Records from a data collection
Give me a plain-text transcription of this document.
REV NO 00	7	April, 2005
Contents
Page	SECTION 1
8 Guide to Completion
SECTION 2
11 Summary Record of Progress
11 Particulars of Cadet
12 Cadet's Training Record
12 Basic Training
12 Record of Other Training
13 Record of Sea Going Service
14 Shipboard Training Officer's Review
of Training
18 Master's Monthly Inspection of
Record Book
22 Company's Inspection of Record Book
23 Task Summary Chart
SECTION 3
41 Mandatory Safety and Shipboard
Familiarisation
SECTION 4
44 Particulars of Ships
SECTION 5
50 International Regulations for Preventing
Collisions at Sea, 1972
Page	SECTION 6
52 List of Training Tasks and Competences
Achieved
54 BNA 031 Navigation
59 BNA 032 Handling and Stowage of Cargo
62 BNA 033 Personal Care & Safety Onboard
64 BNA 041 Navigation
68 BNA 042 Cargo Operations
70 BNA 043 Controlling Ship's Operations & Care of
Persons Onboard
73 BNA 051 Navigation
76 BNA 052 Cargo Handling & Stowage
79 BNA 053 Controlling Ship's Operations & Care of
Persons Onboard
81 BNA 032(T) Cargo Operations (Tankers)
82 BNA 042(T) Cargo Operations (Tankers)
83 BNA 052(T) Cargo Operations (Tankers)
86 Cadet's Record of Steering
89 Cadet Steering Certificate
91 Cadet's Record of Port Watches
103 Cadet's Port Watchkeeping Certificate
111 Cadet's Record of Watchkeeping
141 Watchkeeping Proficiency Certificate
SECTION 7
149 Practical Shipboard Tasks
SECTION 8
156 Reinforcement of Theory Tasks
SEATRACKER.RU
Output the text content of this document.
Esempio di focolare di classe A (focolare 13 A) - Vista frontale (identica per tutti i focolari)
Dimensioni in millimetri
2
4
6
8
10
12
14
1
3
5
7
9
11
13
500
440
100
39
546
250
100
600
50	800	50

## Task requirements
Transcribe all of the entries without altering anything.

## The output
Give me a plain-text transcription of this document.
REV NO 00	7	April, 2005
Contents
Page	SECTION 1
8 Guide to Completion
SECTION 2
11 Summary Record of Progress
11 Particulars of Cadet
12 Cadet's Training Record
12 Basic Training
12 Record of Other Training
13 Record of Sea Going Service
14 Shipboard Training Officer's Review
of Training
18 Master's Monthly Inspection of
Record Book
22 Company's Inspection of Record Book
23 Task Summary Chart
SECTION 3
41 Mandatory Safety and Shipboard
Familiarisation
SECTION 4
44 Particulars of Ships
SECTION 5
50 International Regulations for Preventing
Collisions at Sea, 1972
Page	SECTION 6
52 List of Training Tasks and Competences
Achieved
54 BNA 031 Navigation
59 BNA 032 Handling and Stowage of Cargo
62 BNA 033 Personal Care & Safety Onboard
64 BNA 041 Navigation
68 BNA 042 Cargo Operations
70 BNA 043 Controlling Ship's Operations & Care of
Persons Onboard
73 BNA 051 Navigation
76 BNA 052 Cargo Handling & Stowage
79 BNA 053 Controlling Ship's Operations & Care of
Persons Onboard
81 BNA 032(T) Cargo Operations (Tankers)
82 BNA 042(T) Cargo Operations (Tankers)
83 BNA 052(T) Cargo Operations (Tankers)
86 Cadet's Record of Steering
89 Cadet Steering Certificate
91 Cadet's Record of Port Watches
103 Cadet's Port Watchkeeping Certificate
111 Cadet's Record of Watchkeeping
141 Watchkeeping Proficiency Certificate
SECTION 7
149 Practical Shipboard Tasks
SECTION 8
156 Reinforcement of Theory Tasks
SEATRACKER.RU
Output the text content of this document.
Esempio di focolare di classe A (focolare 13 A) - Vista frontale (identica per tutti i focolari)
Dimensioni in millimetri
2
4
6
8
10
12
14
1
3
5
7
9
11
13
500
440
100
39
546
250
100
600
50	800	50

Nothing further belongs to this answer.